═══ Records to use ═══

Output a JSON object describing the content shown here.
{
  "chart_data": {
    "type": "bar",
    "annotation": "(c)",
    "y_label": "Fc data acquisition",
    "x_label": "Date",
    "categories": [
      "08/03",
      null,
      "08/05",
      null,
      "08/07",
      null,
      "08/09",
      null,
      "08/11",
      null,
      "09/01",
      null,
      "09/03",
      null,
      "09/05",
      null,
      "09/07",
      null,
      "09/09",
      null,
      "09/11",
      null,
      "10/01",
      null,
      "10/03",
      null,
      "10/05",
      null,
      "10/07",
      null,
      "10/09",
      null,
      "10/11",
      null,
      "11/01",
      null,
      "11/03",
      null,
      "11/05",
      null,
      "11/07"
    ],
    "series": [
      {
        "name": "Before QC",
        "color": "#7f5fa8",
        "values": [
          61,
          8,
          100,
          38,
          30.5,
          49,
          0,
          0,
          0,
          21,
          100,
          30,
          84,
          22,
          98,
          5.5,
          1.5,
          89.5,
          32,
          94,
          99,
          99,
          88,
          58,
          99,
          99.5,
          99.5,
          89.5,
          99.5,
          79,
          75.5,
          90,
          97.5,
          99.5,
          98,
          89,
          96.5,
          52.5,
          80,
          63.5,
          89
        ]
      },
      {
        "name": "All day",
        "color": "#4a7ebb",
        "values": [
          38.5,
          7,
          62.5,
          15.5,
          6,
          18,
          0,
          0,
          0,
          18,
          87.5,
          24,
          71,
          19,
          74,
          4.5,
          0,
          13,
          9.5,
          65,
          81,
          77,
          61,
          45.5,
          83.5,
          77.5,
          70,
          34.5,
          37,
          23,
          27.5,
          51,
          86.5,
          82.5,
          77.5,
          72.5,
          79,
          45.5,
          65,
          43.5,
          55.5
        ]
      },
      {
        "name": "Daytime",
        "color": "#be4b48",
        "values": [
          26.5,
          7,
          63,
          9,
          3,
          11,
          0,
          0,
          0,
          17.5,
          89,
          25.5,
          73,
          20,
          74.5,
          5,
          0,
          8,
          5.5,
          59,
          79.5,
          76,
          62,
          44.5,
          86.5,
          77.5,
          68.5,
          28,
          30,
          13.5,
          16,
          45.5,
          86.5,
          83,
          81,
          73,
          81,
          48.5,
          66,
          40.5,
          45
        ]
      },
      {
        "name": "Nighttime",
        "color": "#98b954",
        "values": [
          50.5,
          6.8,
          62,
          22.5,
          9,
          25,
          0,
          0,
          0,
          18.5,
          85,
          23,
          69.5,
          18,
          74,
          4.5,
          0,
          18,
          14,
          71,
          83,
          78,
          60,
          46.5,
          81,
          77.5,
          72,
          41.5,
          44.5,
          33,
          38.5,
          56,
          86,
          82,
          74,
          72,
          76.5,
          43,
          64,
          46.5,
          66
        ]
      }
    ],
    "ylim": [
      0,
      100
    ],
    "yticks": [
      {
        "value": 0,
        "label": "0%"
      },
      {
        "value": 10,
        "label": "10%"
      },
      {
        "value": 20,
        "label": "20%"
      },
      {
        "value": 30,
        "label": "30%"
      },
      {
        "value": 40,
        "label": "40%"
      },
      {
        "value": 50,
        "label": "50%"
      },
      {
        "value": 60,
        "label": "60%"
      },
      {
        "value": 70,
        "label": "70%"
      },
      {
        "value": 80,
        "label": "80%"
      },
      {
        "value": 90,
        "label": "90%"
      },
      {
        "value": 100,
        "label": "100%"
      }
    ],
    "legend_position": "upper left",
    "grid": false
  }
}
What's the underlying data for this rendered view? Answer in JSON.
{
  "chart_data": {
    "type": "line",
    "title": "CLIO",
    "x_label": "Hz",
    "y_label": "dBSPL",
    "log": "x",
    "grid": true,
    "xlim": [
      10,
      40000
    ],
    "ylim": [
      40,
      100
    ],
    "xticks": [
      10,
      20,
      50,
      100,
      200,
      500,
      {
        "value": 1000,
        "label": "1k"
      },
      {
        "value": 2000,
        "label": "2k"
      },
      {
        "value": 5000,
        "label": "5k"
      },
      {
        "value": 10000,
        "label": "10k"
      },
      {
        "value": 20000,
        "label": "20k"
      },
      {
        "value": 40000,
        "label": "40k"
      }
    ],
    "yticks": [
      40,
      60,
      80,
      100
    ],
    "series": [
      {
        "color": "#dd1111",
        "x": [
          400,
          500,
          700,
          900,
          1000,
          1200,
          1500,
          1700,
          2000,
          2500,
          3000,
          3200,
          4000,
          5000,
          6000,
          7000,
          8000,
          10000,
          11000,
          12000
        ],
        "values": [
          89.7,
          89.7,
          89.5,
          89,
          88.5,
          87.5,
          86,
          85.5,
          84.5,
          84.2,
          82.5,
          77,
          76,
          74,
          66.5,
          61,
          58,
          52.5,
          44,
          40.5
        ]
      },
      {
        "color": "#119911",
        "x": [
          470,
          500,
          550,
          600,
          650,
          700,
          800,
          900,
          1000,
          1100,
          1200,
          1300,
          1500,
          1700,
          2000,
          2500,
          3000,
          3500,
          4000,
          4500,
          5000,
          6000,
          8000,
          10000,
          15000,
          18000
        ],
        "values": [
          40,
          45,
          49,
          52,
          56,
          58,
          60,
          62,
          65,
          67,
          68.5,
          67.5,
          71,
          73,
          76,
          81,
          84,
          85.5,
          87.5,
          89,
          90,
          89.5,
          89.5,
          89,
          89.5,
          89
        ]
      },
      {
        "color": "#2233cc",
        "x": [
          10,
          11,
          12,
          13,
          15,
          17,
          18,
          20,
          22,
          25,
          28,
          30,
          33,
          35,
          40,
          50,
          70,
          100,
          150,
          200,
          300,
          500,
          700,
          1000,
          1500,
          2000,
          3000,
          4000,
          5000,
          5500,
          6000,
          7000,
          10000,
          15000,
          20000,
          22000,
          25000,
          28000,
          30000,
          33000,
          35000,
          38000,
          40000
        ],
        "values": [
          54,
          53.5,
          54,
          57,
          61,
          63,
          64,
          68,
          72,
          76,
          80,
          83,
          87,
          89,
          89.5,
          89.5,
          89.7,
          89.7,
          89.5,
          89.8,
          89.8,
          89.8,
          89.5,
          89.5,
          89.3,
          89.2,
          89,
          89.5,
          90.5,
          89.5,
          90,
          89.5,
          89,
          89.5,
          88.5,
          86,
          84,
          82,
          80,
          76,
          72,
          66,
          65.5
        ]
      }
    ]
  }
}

═══

_Prompt_: Set out the complete listing exactly as shown.

_Exercise output_:
Output a JSON object describing the content shown here.
{
  "chart_data": {
    "type": "bar",
    "annotation": "(c)",
    "y_label": "Fc data acquisition",
    "x_label": "Date",
    "categories": [
      "08/03",
      null,
      "08/05",
      null,
      "08/07",
      null,
      "08/09",
      null,
      "08/11",
      null,
      "09/01",
      null,
      "09/03",
      null,
      "09/05",
      null,
      "09/07",
      null,
      "09/09",
      null,
      "09/11",
      null,
      "10/01",
      null,
      "10/03",
      null,
      "10/05",
      null,
      "10/07",
      null,
      "10/09",
      null,
      "10/11",
      null,
      "11/01",
      null,
      "11/03",
      null,
      "11/05",
      null,
      "11/07"
    ],
    "series": [
      {
        "name": "Before QC",
        "color": "#7f5fa8",
        "values": [
          61,
          8,
          100,
          38,
          30.5,
          49,
          0,
          0,
          0,
          21,
          100,
          30,
          84,
          22,
          98,
          5.5,
          1.5,
          89.5,
          32,
          94,
          99,
          99,
          88,
          58,
          99,
          99.5,
          99.5,
          89.5,
          99.5,
          79,
          75.5,
          90,
          97.5,
          99.5,
          98,
          89,
          96.5,
          52.5,
          80,
          63.5,
          89
        ]
      },
      {
        "name": "All day",
        "color": "#4a7ebb",
        "values": [
          38.5,
          7,
          62.5,
          15.5,
          6,
          18,
          0,
          0,
          0,
          18,
          87.5,
          24,
          71,
          19,
          74,
          4.5,
          0,
          13,
          9.5,
          65,
          81,
          77,
          61,
          45.5,
          83.5,
          77.5,
          70,
          34.5,
          37,
          23,
          27.5,
          51,
          86.5,
          82.5,
          77.5,
          72.5,
          79,
          45.5,
          65,
          43.5,
          55.5
        ]
      },
      {
        "name": "Daytime",
        "color": "#be4b48",
        "values": [
          26.5,
          7,
          63,
          9,
          3,
          11,
          0,
          0,
          0,
          17.5,
          89,
          25.5,
          73,
          20,
          74.5,
          5,
          0,
          8,
          5.5,
          59,
          79.5,
          76,
          62,
          44.5,
          86.5,
          77.5,
          68.5,
          28,
          30,
          13.5,
          16,
          45.5,
          86.5,
          83,
          81,
          73,
          81,
          48.5,
          66,
          40.5,
          45
        ]
      },
      {
        "name": "Nighttime",
        "color": "#98b954",
        "values": [
          50.5,
          6.8,
          62,
          22.5,
          9,
          25,
          0,
          0,
          0,
          18.5,
          85,
          23,
          69.5,
          18,
          74,
          4.5,
          0,
          18,
          14,
          71,
          83,
          78,
          60,
          46.5,
          81,
          77.5,
          72,
          41.5,
          44.5,
          33,
          38.5,
          56,
          86,
          82,
          74,
          72,
          76.5,
          43,
          64,
          46.5,
          66
        ]
      }
    ],
    "ylim": [
      0,
      100
    ],
    "yticks": [
      {
        "value": 0,
        "label": "0%"
      },
      {
        "value": 10,
        "label": "10%"
      },
      {
        "value": 20,
        "label": "20%"
      },
      {
        "value": 30,
        "label": "30%"
      },
      {
        "value": 40,
        "label": "40%"
      },
      {
        "value": 50,
        "label": "50%"
      },
      {
        "value": 60,
        "label": "60%"
      },
      {
        "value": 70,
        "label": "70%"
      },
      {
        "value": 80,
        "label": "80%"
      },
      {
        "value": 90,
        "label": "90%"
      },
      {
        "value": 100,
        "label": "100%"
      }
    ],
    "legend_position": "upper left",
    "grid": false
  }
}
What's the underlying data for this rendered view? Answer in JSON.
{
  "chart_data": {
    "type": "line",
    "title": "CLIO",
    "x_label": "Hz",
    "y_label": "dBSPL",
    "log": "x",
    "grid": true,
    "xlim": [
      10,
      40000
    ],
    "ylim": [
      40,
      100
    ],
    "xticks": [
      10,
      20,
      50,
      100,
      200,
      500,
      {
        "value": 1000,
        "label": "1k"
      },
      {
        "value": 2000,
        "label": "2k"
      },
      {
        "value": 5000,
        "label": "5k"
      },
      {
        "value": 10000,
        "label": "10k"
      },
      {
        "value": 20000,
        "label": "20k"
      },
      {
        "value": 40000,
        "label": "40k"
      }
    ],
    "yticks": [
      40,
      60,
      80,
      100
    ],
    "series": [
      {
        "color": "#dd1111",
        "x": [
          400,
          500,
          700,
          900,
          1000,
          1200,
          1500,
          1700,
          2000,
          2500,
          3000,
          3200,
          4000,
          5000,
          6000,
          7000,
          8000,
          10000,
          11000,
          12000
        ],
        "values": [
          89.7,
          89.7,
          89.5,
          89,
          88.5,
          87.5,
          86,
          85.5,
          84.5,
          84.2,
          82.5,
          77,
          76,
          74,
          66.5,
          61,
          58,
          52.5,
          44,
          40.5
        ]
      },
      {
        "color": "#119911",
        "x": [
          470,
          500,
          550,
          600,
          650,
          700,
          800,
          900,
          1000,
          1100,
          1200,
          1300,
          1500,
          1700,
          2000,
          2500,
          3000,
          3500,
          4000,
          4500,
          5000,
          6000,
          8000,
          10000,
          15000,
          18000
        ],
        "values": [
          40,
          45,
          49,
          52,
          56,
          58,
          60,
          62,
          65,
          67,
          68.5,
          67.5,
          71,
          73,
          76,
          81,
          84,
          85.5,
          87.5,
          89,
          90,
          89.5,
          89.5,
          89,
          89.5,
          89
        ]
      },
      {
        "color": "#2233cc",
        "x": [
          10,
          11,
          12,
          13,
          15,
          17,
          18,
          20,
          22,
          25,
          28,
          30,
          33,
          35,
          40,
          50,
          70,
          100,
          150,
          200,
          300,
          500,
          700,
          1000,
          1500,
          2000,
          3000,
          4000,
          5000,
          5500,
          6000,
          7000,
          10000,
          15000,
          20000,
          22000,
          25000,
          28000,
          30000,
          33000,
          35000,
          38000,
          40000
        ],
        "values": [
          54,
          53.5,
          54,
          57,
          61,
          63,
          64,
          68,
          72,
          76,
          80,
          83,
          87,
          89,
          89.5,
          89.5,
          89.7,
          89.7,
          89.5,
          89.8,
          89.8,
          89.8,
          89.5,
          89.5,
          89.3,
          89.2,
          89,
          89.5,
          90.5,
          89.5,
          90,
          89.5,
          89,
          89.5,
          88.5,
          86,
          84,
          82,
          80,
          76,
          72,
          66,
          65.5
        ]
      }
    ]
  }
}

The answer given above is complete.